- Exercise directions
Print the lines of the listing verbatim, beginning at the line that contains "magnitude-tick-label: 28.5 xyxy=(700,389,747,413)" and stopping after the line that contains "model-photometry-point xyxy=(643,423,663,445)".

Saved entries
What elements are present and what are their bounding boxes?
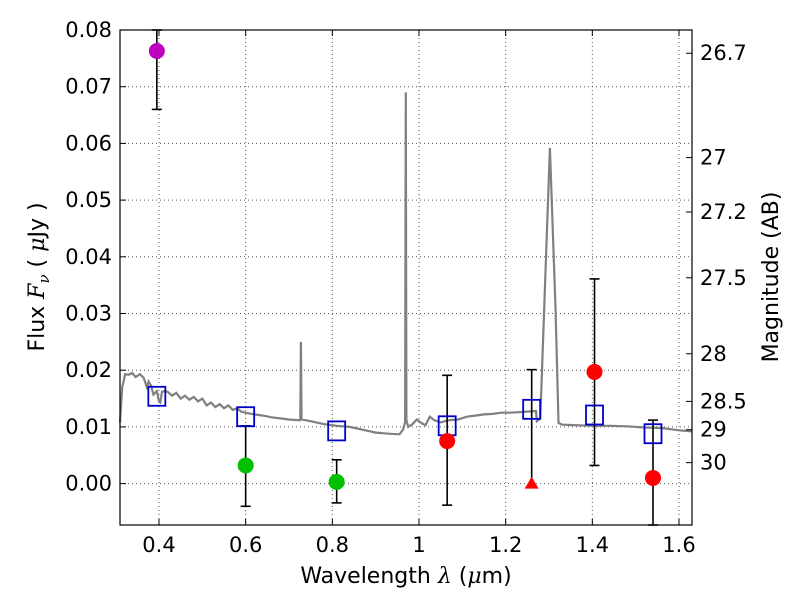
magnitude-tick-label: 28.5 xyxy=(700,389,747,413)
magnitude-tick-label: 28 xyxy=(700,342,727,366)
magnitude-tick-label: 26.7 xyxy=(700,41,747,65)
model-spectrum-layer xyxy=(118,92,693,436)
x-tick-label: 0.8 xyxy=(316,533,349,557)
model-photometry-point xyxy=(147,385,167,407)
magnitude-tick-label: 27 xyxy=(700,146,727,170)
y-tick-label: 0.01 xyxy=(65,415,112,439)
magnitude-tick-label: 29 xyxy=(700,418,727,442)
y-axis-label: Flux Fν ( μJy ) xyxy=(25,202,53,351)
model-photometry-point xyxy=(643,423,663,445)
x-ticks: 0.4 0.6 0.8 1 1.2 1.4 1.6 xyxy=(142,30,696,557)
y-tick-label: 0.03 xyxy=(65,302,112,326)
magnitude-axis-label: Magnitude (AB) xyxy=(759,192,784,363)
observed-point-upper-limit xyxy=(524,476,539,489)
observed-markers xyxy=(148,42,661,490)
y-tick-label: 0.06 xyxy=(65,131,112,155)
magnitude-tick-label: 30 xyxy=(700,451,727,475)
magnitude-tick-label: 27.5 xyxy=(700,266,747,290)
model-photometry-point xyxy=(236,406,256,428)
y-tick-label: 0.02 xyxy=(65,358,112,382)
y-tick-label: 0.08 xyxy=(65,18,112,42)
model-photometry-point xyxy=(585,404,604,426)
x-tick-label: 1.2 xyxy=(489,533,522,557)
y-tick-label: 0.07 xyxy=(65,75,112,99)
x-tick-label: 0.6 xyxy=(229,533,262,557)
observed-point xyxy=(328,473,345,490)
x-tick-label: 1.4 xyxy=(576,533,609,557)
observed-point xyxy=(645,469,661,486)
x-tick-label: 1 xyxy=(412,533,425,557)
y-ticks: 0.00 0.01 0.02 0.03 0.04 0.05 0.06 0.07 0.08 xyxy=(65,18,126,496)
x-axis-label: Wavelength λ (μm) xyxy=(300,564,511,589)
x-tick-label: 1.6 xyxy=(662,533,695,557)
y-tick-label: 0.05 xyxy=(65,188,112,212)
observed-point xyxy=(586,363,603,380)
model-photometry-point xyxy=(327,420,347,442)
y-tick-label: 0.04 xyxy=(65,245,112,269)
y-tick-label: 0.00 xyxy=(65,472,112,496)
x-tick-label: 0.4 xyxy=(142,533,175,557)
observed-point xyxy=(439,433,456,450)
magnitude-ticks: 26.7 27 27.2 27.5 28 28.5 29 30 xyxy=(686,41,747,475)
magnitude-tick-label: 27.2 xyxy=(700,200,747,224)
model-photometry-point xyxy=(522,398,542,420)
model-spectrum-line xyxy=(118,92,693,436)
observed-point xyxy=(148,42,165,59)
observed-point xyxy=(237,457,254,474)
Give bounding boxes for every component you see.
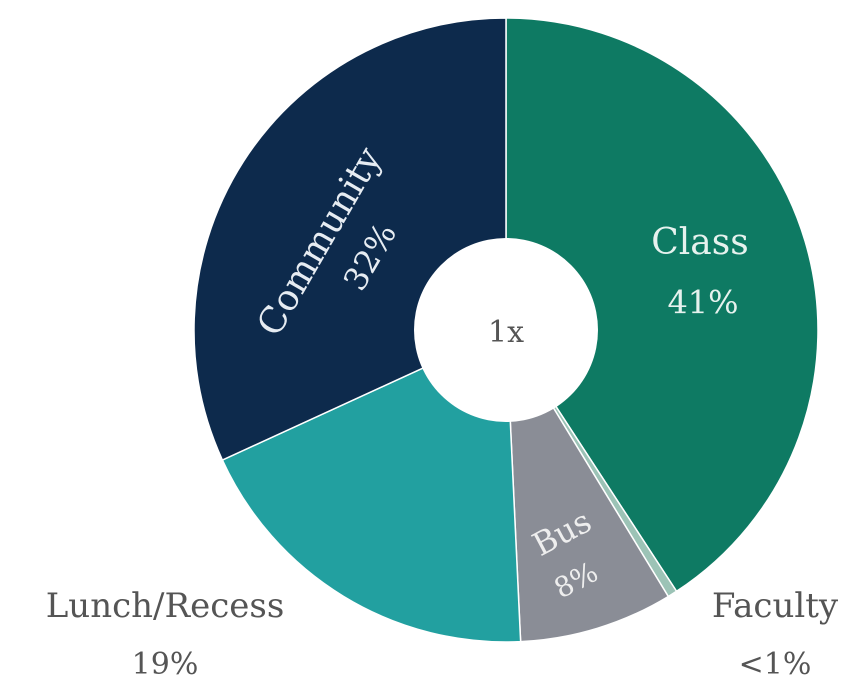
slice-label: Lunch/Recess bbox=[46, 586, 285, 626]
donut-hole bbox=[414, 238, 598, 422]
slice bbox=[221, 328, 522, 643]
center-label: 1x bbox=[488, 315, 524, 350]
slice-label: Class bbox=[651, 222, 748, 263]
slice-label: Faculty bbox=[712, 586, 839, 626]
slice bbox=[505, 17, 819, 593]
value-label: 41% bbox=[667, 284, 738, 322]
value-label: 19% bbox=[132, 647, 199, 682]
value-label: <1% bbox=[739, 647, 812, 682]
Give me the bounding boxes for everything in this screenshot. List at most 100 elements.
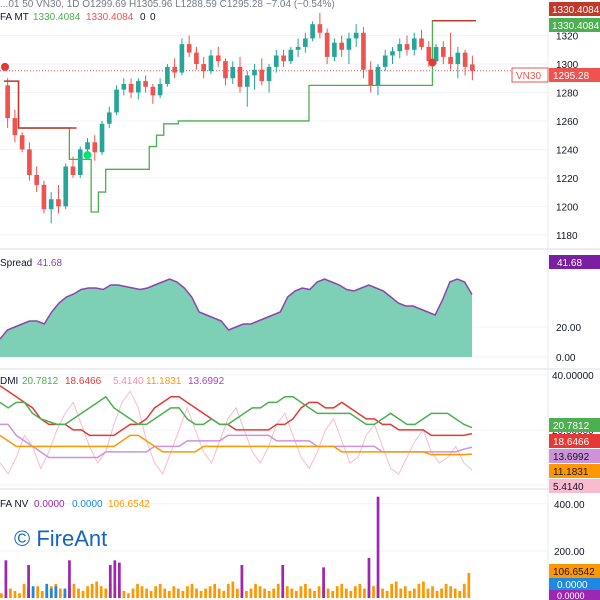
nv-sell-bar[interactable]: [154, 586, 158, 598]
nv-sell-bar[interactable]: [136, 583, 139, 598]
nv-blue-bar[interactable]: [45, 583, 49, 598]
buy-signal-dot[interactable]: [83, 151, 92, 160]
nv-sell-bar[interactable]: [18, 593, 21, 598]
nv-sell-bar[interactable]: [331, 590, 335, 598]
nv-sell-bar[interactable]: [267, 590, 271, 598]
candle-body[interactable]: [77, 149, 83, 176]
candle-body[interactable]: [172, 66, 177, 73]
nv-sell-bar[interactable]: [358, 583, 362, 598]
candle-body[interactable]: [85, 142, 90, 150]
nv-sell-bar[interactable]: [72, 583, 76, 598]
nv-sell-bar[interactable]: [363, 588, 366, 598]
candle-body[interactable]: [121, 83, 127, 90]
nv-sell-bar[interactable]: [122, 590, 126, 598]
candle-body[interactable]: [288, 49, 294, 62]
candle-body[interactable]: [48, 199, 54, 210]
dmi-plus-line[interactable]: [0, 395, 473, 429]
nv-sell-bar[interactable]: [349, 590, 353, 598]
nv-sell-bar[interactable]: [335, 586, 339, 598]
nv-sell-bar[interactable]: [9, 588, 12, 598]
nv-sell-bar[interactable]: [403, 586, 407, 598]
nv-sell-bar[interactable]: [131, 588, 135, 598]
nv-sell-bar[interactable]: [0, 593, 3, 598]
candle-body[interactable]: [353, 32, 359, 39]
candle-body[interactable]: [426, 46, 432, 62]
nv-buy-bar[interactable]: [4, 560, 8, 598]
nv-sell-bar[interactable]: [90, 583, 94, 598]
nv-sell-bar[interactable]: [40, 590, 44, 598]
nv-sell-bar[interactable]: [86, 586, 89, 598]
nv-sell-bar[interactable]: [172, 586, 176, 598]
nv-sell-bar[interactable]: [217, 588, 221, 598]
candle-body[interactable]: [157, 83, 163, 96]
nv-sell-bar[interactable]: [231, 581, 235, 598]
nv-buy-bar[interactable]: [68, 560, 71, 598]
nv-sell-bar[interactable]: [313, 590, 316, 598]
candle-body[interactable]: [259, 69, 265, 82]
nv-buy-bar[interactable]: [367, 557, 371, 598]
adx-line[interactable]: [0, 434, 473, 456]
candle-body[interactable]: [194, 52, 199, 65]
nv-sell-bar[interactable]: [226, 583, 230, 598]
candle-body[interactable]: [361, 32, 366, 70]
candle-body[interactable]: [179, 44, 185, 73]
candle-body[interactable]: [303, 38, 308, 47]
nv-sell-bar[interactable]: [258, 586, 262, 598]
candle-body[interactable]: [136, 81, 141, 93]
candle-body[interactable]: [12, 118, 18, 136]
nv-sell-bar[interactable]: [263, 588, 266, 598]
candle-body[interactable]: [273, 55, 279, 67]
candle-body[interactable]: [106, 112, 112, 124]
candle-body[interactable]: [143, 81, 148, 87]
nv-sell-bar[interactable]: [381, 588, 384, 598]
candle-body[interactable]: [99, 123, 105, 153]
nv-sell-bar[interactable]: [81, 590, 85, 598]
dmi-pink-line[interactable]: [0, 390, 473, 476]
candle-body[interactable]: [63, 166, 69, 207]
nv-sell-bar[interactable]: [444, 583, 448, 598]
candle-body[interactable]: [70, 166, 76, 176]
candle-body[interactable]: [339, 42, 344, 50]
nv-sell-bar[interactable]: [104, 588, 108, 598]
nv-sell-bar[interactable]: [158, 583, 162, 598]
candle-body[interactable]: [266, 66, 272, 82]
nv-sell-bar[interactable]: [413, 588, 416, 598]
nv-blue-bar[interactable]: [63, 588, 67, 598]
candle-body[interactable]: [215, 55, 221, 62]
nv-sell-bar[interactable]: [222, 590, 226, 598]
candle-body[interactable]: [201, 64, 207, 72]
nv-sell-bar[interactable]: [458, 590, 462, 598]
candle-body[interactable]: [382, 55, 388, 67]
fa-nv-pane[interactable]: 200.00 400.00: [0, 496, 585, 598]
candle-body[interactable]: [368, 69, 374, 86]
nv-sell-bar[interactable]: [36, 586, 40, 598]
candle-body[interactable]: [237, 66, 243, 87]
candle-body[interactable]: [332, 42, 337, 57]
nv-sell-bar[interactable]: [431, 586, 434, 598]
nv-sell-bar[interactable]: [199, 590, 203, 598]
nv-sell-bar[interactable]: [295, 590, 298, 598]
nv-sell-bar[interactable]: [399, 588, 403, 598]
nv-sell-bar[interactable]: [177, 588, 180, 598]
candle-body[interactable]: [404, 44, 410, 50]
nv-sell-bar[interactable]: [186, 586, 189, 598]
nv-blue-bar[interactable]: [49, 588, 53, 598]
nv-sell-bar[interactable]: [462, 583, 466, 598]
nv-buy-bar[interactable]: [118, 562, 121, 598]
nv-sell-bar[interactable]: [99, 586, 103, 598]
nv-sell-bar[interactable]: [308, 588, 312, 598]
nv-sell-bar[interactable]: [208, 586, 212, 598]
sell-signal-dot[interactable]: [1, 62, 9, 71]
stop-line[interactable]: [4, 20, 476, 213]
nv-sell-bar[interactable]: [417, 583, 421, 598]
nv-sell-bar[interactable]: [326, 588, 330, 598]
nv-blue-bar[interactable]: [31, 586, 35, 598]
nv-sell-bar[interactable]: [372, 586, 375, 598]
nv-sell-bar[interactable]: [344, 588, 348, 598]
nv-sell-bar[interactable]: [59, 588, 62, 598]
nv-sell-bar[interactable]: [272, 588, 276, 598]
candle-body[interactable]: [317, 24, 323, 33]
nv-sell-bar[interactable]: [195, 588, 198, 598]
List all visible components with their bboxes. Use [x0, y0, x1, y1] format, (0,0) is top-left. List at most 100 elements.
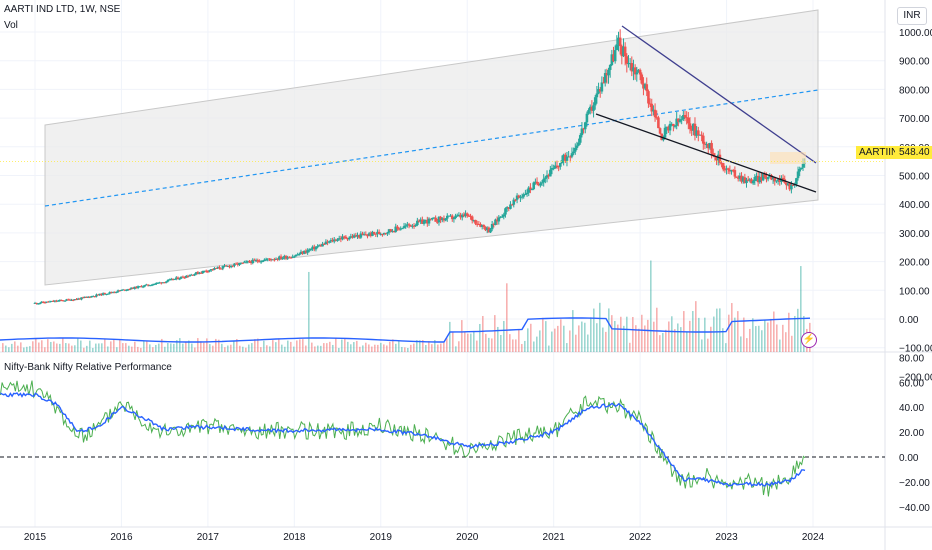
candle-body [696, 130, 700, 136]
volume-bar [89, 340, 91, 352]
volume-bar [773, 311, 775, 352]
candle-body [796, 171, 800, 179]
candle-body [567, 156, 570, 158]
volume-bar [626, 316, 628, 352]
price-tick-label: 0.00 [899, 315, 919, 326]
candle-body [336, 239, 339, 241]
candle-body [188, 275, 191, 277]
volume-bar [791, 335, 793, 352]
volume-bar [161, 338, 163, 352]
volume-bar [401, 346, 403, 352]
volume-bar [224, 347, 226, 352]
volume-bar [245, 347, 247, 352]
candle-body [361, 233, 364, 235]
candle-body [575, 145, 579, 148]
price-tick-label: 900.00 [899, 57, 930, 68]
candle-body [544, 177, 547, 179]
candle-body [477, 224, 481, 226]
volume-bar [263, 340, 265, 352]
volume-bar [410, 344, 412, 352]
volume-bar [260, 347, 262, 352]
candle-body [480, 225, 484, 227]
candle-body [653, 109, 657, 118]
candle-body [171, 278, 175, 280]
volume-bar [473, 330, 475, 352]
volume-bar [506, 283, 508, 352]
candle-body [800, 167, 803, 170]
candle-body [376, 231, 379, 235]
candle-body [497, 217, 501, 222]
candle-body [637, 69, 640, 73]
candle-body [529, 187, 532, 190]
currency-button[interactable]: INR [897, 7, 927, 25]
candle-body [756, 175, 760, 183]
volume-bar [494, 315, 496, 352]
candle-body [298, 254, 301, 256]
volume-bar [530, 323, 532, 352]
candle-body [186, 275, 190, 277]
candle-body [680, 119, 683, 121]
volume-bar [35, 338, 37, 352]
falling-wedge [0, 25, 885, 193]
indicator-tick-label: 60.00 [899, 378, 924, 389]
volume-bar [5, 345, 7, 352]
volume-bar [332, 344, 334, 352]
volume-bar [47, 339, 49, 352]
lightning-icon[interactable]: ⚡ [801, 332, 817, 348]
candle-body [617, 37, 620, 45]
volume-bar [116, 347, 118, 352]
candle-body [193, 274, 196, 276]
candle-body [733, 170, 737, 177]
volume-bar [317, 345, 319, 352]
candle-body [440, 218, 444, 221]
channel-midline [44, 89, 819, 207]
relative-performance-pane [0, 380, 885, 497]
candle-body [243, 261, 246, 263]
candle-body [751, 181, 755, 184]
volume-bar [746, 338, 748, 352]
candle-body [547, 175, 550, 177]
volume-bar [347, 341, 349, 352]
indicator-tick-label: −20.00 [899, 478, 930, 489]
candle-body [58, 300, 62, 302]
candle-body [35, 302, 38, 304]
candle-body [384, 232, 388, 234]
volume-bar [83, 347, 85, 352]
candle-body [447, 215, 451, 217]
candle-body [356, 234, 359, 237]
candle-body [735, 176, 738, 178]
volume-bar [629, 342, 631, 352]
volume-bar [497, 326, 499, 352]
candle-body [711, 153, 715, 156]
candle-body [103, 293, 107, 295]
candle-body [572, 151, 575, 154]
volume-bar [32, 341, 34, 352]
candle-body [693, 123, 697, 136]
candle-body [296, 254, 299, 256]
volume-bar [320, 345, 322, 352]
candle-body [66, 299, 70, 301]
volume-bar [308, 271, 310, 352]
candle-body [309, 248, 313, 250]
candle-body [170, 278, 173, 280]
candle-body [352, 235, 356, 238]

- Correct output
magnitude-tick-label: 28.5 xyxy=(700,389,747,413)
magnitude-tick-label: 28 xyxy=(700,342,727,366)
magnitude-tick-label: 26.7 xyxy=(700,41,747,65)
model-spectrum-layer xyxy=(118,92,693,436)
x-tick-label: 0.8 xyxy=(316,533,349,557)
model-photometry-point xyxy=(147,385,167,407)
magnitude-tick-label: 27 xyxy=(700,146,727,170)
y-tick-label: 0.01 xyxy=(65,415,112,439)
magnitude-tick-label: 29 xyxy=(700,418,727,442)
y-axis-label: Flux Fν ( μJy ) xyxy=(25,202,53,351)
model-photometry-point xyxy=(643,423,663,445)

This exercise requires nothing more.